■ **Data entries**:
══════════

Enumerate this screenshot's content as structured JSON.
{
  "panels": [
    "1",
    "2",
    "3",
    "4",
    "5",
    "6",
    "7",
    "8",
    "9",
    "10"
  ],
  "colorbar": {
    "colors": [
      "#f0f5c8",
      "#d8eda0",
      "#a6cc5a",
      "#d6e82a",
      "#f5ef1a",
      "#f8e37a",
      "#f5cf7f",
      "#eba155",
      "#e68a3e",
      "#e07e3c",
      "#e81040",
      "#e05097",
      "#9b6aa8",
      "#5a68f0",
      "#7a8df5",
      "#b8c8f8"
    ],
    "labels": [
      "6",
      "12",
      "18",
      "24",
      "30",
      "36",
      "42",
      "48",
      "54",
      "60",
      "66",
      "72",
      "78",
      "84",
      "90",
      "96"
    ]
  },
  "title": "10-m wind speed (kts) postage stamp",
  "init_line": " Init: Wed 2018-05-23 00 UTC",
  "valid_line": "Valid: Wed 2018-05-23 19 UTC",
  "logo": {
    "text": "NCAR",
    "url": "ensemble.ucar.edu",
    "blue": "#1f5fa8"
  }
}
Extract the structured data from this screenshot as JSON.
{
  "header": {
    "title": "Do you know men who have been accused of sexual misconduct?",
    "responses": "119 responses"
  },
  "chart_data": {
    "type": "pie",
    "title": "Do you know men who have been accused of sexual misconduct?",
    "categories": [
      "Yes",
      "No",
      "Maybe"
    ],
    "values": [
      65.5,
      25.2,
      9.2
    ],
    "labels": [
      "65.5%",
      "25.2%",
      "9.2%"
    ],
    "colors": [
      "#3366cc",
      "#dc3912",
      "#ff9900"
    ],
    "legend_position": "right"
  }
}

══════════

■ **Work to be completed**: Restate every entry word for word.

■ **Complete answer**:
Enumerate this screenshot's content as structured JSON.
{
  "panels": [
    "1",
    "2",
    "3",
    "4",
    "5",
    "6",
    "7",
    "8",
    "9",
    "10"
  ],
  "colorbar": {
    "colors": [
      "#f0f5c8",
      "#d8eda0",
      "#a6cc5a",
      "#d6e82a",
      "#f5ef1a",
      "#f8e37a",
      "#f5cf7f",
      "#eba155",
      "#e68a3e",
      "#e07e3c",
      "#e81040",
      "#e05097",
      "#9b6aa8",
      "#5a68f0",
      "#7a8df5",
      "#b8c8f8"
    ],
    "labels": [
      "6",
      "12",
      "18",
      "24",
      "30",
      "36",
      "42",
      "48",
      "54",
      "60",
      "66",
      "72",
      "78",
      "84",
      "90",
      "96"
    ]
  },
  "title": "10-m wind speed (kts) postage stamp",
  "init_line": " Init: Wed 2018-05-23 00 UTC",
  "valid_line": "Valid: Wed 2018-05-23 19 UTC",
  "logo": {
    "text": "NCAR",
    "url": "ensemble.ucar.edu",
    "blue": "#1f5fa8"
  }
}
Extract the structured data from this screenshot as JSON.
{
  "header": {
    "title": "Do you know men who have been accused of sexual misconduct?",
    "responses": "119 responses"
  },
  "chart_data": {
    "type": "pie",
    "title": "Do you know men who have been accused of sexual misconduct?",
    "categories": [
      "Yes",
      "No",
      "Maybe"
    ],
    "values": [
      65.5,
      25.2,
      9.2
    ],
    "labels": [
      "65.5%",
      "25.2%",
      "9.2%"
    ],
    "colors": [
      "#3366cc",
      "#dc3912",
      "#ff9900"
    ],
    "legend_position": "right"
  }
}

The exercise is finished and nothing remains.